= Exercise goal =
Check each numbered statement below against the thread on Linux malware. For each one, answer yes or no and quote the exact words of the thread that settle it.
1. The first commenter knows of a simple dpkg equivalent of the rpm command for listing scripts.
2. According to the thread, dpkg --info shows whether a package's maintainer scripts are shell scripts or perl scripts.
3. One commenter says a package containing a screen saver needs maintainer scripts.

= Document excerpt =

========

Linux malware: an incident and some solutions

Posted Dec 24, 2009 12:25 UTC (Thu) by tzafrir (subscriber, #11501)
Parent article: Linux malware: an incident and some solutions

Just one comment regarding the dpkg command in the article: it lists the contents of a package. That, however, omits one very obvious place to hide malicious (or, well, buggy) code: the maintainer scripts.

I'm not aware of a simple dpkg equivalent of the command 'rpm -q --scripts foo.rpm', but it should be along the lines of:

dpkg --info foo.deb config preinst postinst prerm postrm

Linux malware: an incident and some solutions

Posted Dec 24, 2009 16:34 UTC (Thu) by cortana (subscriber, #24596) [Link] (2 responses)

dpkg --info blah.deb will display which of the preinst, postinst, prerm, postrm scripts the .deb has,
and whether they are shell scripts, perl scripts, etc.

The question I want to ask is: why on earth did gnome-look not strip out all the scripts that
submitted debs contained? There is no need for a package containing a screen saver to contain
such as script; all you have to do is drop an executable somewhere, and a .desktop file in
/usr/share/applications/screensavers!

Linux malware: an incident and some solutions

Posted Dec 25, 2009 6:51 UTC (Fri) by elanthis (guest, #6227) [Link] (1 responses)

An even better question is why screensavers are submitted as dpkgs at all. Of hmome-look
wants to use native packages for this, require them to be submitted as simplifed source balls
and build the binaries and packages themselves, using a properly jailed build environment
(or even a vm instance).

Linux malware: an incident and some solutions

Posted Dec 26, 2009 14:21 UTC (Sat) by tzafrir (subscriber, #11501) [Link]

That's because you consider them as packagers.

========

= Dataset extract =
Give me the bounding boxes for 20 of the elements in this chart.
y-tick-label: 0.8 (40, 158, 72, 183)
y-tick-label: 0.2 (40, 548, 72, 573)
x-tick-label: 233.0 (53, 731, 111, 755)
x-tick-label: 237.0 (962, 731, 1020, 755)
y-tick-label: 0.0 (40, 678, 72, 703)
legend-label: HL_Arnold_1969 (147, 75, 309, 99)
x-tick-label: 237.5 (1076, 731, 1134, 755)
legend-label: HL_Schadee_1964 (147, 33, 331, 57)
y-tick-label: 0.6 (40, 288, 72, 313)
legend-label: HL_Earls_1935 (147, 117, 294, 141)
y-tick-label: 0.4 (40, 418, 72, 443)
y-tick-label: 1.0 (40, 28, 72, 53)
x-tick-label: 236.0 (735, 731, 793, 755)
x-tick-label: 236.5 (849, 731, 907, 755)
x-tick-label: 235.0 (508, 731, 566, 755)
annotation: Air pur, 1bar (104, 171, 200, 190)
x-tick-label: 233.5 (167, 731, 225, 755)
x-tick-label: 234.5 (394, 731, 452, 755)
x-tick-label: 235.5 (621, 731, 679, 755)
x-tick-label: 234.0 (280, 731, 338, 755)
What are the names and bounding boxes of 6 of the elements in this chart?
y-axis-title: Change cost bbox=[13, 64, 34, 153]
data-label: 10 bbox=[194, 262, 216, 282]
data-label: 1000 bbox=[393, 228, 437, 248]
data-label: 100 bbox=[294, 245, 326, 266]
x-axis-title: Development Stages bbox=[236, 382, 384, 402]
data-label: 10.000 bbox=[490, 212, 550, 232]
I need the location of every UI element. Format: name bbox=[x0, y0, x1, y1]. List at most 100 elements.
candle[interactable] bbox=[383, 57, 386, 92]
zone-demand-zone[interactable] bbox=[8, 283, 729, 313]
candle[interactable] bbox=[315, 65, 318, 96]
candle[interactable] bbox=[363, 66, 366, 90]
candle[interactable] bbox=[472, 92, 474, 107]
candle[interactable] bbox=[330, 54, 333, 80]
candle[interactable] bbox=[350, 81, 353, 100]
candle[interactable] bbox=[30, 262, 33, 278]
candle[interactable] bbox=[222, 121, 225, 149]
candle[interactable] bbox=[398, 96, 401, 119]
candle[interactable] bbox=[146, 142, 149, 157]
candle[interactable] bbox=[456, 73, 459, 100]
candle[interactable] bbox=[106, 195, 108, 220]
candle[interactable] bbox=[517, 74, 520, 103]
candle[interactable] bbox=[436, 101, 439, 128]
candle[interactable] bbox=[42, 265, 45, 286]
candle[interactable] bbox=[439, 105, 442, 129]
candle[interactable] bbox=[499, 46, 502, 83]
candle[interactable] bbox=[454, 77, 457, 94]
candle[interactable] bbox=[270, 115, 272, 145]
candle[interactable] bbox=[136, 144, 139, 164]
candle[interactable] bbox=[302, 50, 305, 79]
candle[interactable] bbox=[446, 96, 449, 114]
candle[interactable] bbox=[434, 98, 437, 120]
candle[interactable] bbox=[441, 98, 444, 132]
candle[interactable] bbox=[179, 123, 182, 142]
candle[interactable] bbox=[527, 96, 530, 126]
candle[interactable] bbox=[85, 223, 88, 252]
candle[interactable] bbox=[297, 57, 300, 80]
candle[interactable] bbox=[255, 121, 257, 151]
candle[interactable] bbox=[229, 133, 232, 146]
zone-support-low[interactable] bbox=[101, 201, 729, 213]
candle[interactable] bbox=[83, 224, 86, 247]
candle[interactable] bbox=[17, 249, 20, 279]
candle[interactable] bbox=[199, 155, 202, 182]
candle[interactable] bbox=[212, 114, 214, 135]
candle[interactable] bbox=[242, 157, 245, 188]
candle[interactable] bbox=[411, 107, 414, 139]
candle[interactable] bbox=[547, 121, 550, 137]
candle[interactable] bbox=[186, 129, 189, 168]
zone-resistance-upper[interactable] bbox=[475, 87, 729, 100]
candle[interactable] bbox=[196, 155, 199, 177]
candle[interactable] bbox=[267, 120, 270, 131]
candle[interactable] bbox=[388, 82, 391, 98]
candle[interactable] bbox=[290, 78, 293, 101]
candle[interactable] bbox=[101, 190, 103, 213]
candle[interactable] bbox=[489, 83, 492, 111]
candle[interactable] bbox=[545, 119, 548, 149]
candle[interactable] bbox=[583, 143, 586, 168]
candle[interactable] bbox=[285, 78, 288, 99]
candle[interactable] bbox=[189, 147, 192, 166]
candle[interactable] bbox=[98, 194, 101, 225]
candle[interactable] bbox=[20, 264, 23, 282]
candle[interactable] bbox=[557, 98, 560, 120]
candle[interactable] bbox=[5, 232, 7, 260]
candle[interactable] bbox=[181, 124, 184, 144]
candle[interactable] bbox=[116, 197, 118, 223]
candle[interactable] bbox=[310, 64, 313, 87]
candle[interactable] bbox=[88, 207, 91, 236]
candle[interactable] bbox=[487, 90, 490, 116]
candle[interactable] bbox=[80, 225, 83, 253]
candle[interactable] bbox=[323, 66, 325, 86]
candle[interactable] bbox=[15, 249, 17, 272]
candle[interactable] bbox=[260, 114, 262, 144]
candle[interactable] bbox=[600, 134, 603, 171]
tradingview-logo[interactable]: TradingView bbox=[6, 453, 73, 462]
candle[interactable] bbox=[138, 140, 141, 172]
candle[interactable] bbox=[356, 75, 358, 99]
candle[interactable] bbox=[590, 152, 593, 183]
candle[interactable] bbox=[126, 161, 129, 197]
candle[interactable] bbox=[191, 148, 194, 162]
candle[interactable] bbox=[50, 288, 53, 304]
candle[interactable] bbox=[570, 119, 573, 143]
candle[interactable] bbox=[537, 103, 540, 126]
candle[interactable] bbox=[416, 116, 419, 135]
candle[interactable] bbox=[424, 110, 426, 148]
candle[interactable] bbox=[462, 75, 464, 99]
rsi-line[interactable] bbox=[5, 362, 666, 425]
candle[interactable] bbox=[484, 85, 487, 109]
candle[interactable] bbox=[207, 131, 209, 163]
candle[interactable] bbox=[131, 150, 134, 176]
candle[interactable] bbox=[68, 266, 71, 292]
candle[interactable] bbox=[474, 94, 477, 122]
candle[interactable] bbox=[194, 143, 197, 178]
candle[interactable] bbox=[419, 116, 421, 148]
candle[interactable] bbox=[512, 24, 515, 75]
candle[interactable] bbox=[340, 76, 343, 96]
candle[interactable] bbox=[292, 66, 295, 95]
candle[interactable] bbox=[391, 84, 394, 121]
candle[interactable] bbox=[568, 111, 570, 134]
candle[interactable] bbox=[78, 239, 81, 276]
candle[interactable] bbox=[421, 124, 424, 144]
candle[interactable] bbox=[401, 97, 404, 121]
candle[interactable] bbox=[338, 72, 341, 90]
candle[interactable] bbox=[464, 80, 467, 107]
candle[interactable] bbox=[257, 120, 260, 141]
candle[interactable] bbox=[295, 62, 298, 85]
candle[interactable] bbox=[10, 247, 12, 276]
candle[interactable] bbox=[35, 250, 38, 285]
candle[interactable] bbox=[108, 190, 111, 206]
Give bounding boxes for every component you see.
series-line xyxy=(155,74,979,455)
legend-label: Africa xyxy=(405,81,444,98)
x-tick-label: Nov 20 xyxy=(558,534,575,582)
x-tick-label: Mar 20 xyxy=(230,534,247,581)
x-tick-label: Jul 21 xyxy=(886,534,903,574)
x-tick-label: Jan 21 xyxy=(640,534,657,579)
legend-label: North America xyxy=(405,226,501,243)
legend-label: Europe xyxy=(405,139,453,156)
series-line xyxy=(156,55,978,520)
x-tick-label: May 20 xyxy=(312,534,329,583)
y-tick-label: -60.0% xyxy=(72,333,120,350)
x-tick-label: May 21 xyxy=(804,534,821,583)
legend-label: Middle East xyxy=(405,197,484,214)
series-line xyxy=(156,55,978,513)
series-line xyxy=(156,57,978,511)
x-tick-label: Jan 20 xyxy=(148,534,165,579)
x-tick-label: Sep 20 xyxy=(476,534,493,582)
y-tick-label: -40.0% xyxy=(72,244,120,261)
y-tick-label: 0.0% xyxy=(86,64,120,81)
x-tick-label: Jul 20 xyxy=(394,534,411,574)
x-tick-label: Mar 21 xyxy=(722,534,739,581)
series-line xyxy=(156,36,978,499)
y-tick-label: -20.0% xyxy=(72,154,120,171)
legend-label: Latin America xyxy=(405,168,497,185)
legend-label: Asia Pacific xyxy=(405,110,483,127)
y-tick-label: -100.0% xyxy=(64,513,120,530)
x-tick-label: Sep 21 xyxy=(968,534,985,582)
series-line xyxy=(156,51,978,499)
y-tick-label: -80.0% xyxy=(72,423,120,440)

========

= Solved exercise =
1. No: "I'm not aware of a simple dpkg equivalent of the command 'rpm -q --scripts foo.rpm'"
2. Yes: "whether they are shell scripts, perl scripts, etc."
3. No: "There is no need for a package containing a screen saver"